Required work> Return, word for word, every line starting at the line with "Give me a plain-text" and ending at the final line of the entries; skip the pictures.

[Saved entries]
--- start ---

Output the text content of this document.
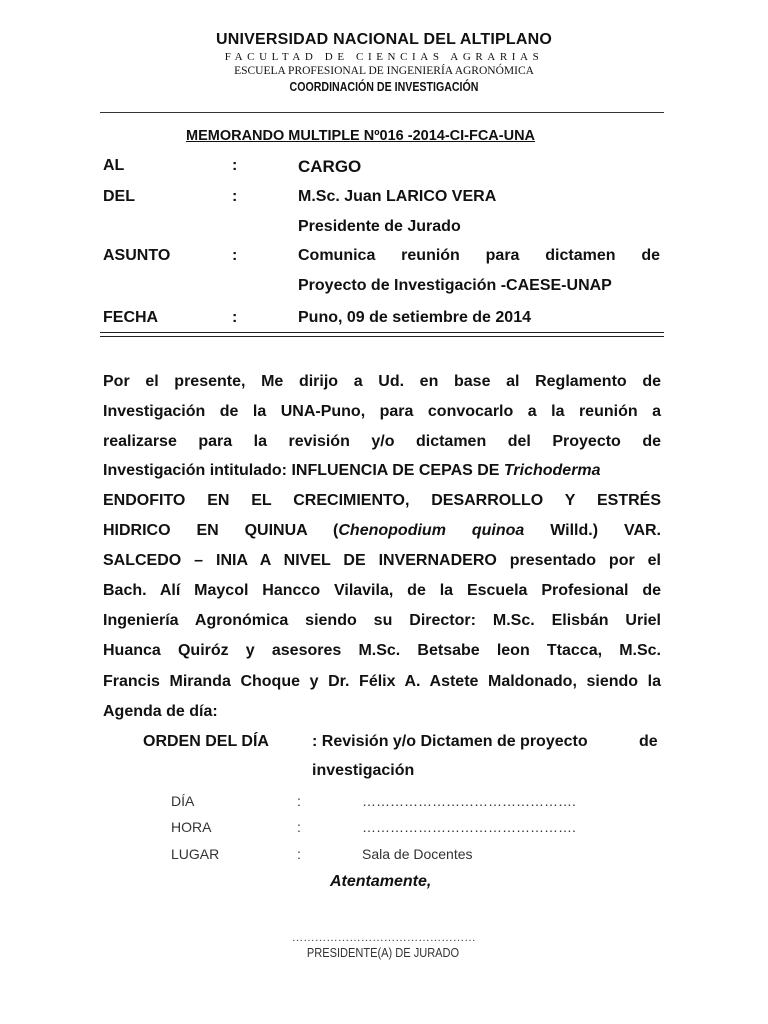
UNIVERSIDAD NACIONAL DEL ALTIPLANO
FACULTAD DE CIENCIAS AGRARIAS
ESCUELA PROFESIONAL DE INGENIERÍA AGRONÓMICA
COORDINACIÓN DE INVESTIGACIÓN
MEMORANDO MULTIPLE Nº016 -2014-CI-FCA-UNA
AL	:	CARGO
DEL	:	M.Sc. Juan LARICO VERA
Presidente de Jurado
ASUNTO	:	Comunica reunión para dictamen de
Proyecto de Investigación -CAESE-UNAP
FECHA	:	Puno, 09 de setiembre de 2014
Por el presente, Me dirijo a Ud. en base al Reglamento de
Investigación de la UNA-Puno, para convocarlo a la reunión a
realizarse para la revisión y/o dictamen del Proyecto de
Investigación intitulado: INFLUENCIA DE CEPAS DE Trichoderma
ENDOFITO EN EL CRECIMIENTO, DESARROLLO Y ESTRÉS
HIDRICO EN QUINUA (Chenopodium quinoa Willd.) VAR.
SALCEDO – INIA A NIVEL DE INVERNADERO presentado por el
Bach. Alí Maycol Hancco Vilavila, de la Escuela Profesional de
Ingeniería Agronómica siendo su Director: M.Sc. Elisbán Uriel
Huanca Quiróz y asesores M.Sc. Betsabe leon Ttacca, M.Sc.
Francis Miranda Choque y Dr. Félix A. Astete Maldonado, siendo la
Agenda de día:
ORDEN DEL DÍA	: Revisión y/o Dictamen de proyecto	de
investigación
DÍA	:	……………………………………….
HORA	:	……………………………………….
LUGAR	:	Sala de Docentes
Atentamente,
…………………………………………
PRESIDENTE(A) DE JURADO
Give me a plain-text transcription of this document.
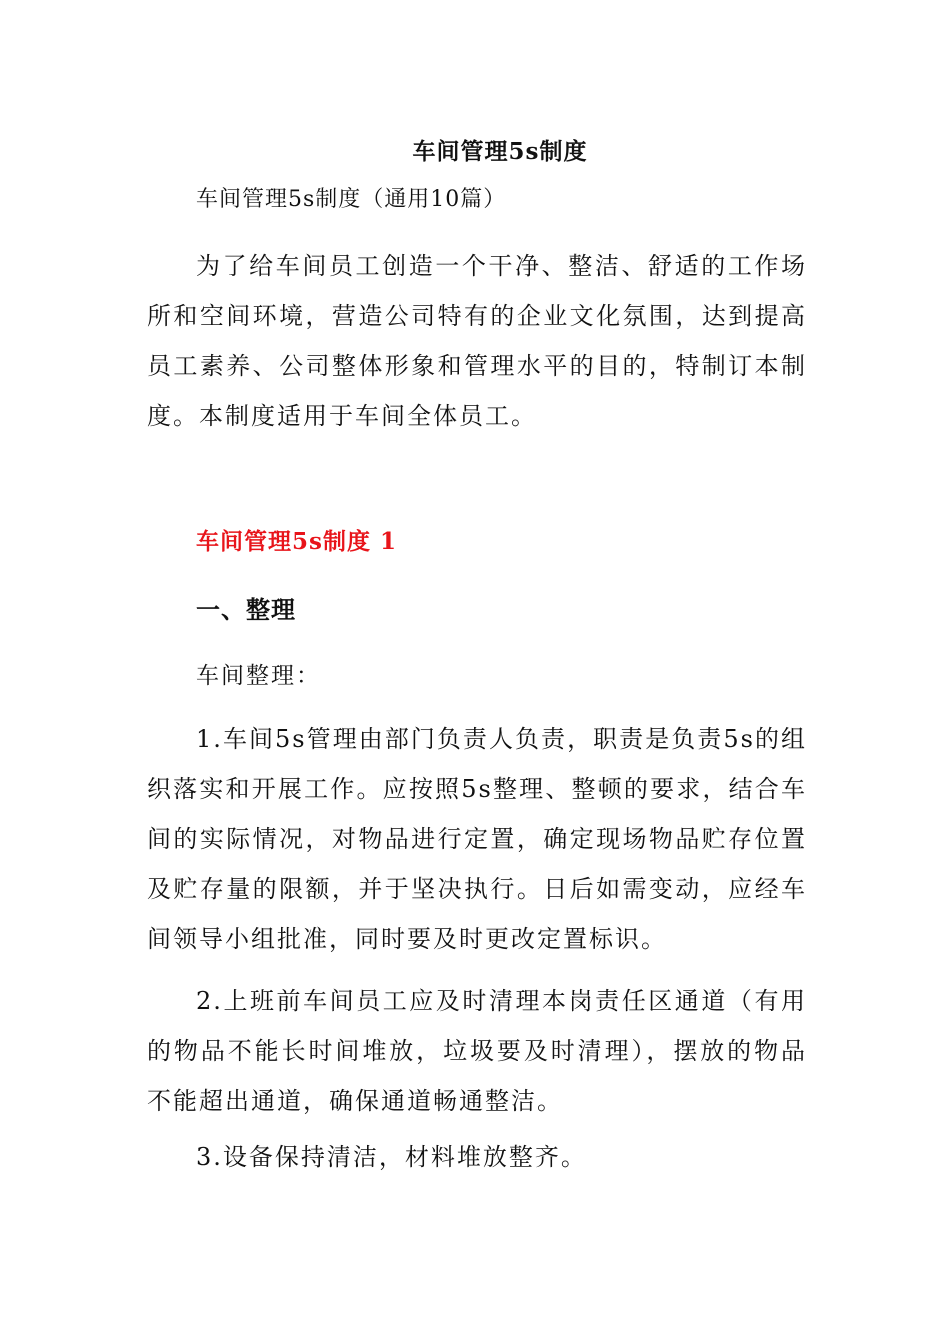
车间管理5s制度
车间管理5s制度（通用10篇）

为了给车间员工创造一个干净、整洁、舒适的工作场所和空间环境，营造公司特有的企业文化氛围，达到提高员工素养、公司整体形象和管理水平的目的，特制订本制度。本制度适用于车间全体员工。

车间管理5s制度 1
一、整理
车间整理：

1.车间5s管理由部门负责人负责，职责是负责5s的组织落实和开展工作。应按照5s整理、整顿的要求，结合车间的实际情况，对物品进行定置，确定现场物品贮存位置及贮存量的限额，并于坚决执行。日后如需变动，应经车间领导小组批准，同时要及时更改定置标识。

2.上班前车间员工应及时清理本岗责任区通道（有用的物品不能长时间堆放，垃圾要及时清理），摆放的物品不能超出通道，确保通道畅通整洁。

3.设备保持清洁，材料堆放整齐。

--- end ---

Task response>
Give me a plain-text transcription of this document.
车间管理5s制度
车间管理5s制度（通用10篇）

为了给车间员工创造一个干净、整洁、舒适的工作场所和空间环境，营造公司特有的企业文化氛围，达到提高员工素养、公司整体形象和管理水平的目的，特制订本制度。本制度适用于车间全体员工。

车间管理5s制度 1
一、整理
车间整理：

1.车间5s管理由部门负责人负责，职责是负责5s的组织落实和开展工作。应按照5s整理、整顿的要求，结合车间的实际情况，对物品进行定置，确定现场物品贮存位置及贮存量的限额，并于坚决执行。日后如需变动，应经车间领导小组批准，同时要及时更改定置标识。

2.上班前车间员工应及时清理本岗责任区通道（有用的物品不能长时间堆放，垃圾要及时清理），摆放的物品不能超出通道，确保通道畅通整洁。

3.设备保持清洁，材料堆放整齐。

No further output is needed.